EXERCISE DESCRIPTION >>
Check each line for the word "into" and report how many have it. Give nothing else.

>> Begin DATA LINES

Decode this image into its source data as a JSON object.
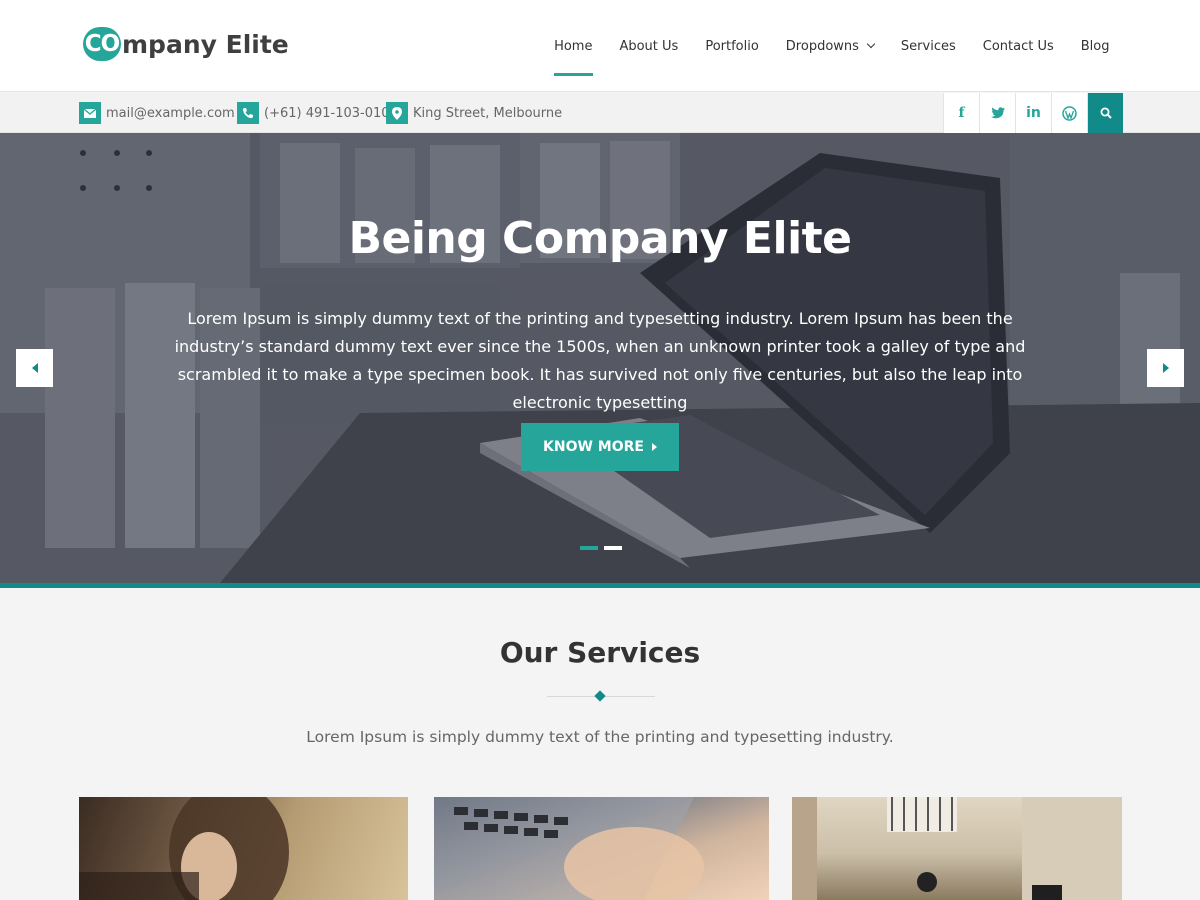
{
  "logo": {
    "badge": "CO",
    "rest": "mpany Elite"
  },
  "nav": [
    {
      "label": "Home",
      "active": true
    },
    {
      "label": "About Us"
    },
    {
      "label": "Portfolio"
    },
    {
      "label": "Dropdowns",
      "has_dropdown": true
    },
    {
      "label": "Services"
    },
    {
      "label": "Contact Us"
    },
    {
      "label": "Blog"
    }
  ],
  "topbar": {
    "email": "mail@example.com",
    "phone": "(+61) 491-103-010",
    "address": "King Street, Melbourne",
    "social": [
      {
        "icon": "facebook-icon",
        "glyph": "f"
      },
      {
        "icon": "twitter-icon",
        "glyph": "t"
      },
      {
        "icon": "linkedin-icon",
        "glyph": "in"
      },
      {
        "icon": "wordpress-icon",
        "glyph": "W"
      },
      {
        "icon": "search-icon"
      }
    ]
  },
  "hero": {
    "title": "Being Company Elite",
    "text": "Lorem Ipsum is simply dummy text of the printing and typesetting industry. Lorem Ipsum has been the industry’s standard dummy text ever since the 1500s, when an unknown printer took a galley of type and scrambled it to make a type specimen book. It has survived not only five centuries, but also the leap into electronic typesetting",
    "cta_label": "KNOW MORE",
    "slides": 2,
    "active_slide": 1
  },
  "services": {
    "title": "Our Services",
    "subtitle": "Lorem Ipsum is simply dummy text of the printing and typesetting industry."
  },
  "colors": {
    "accent": "#26a69a",
    "accent_dark": "#118a8a",
    "text": "#333333"
  }
}
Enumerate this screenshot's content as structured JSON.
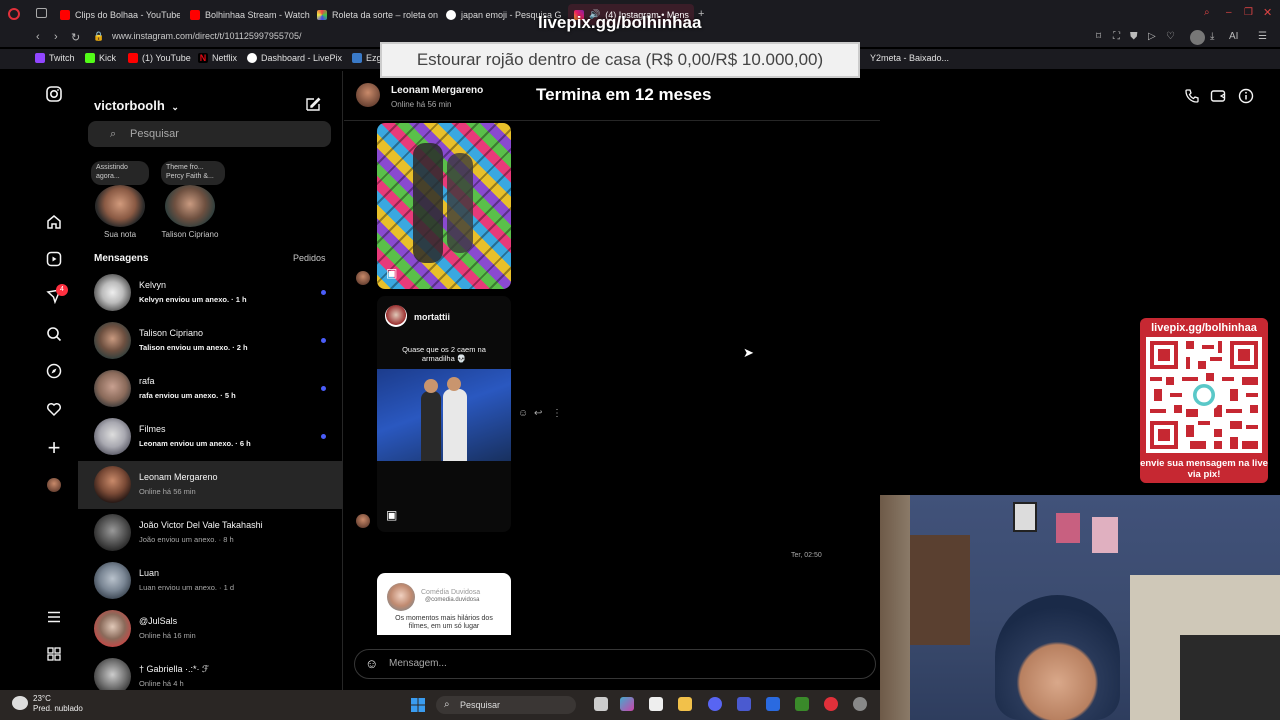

>> End DATA LINES

EXPECTED OUTPUT >>
2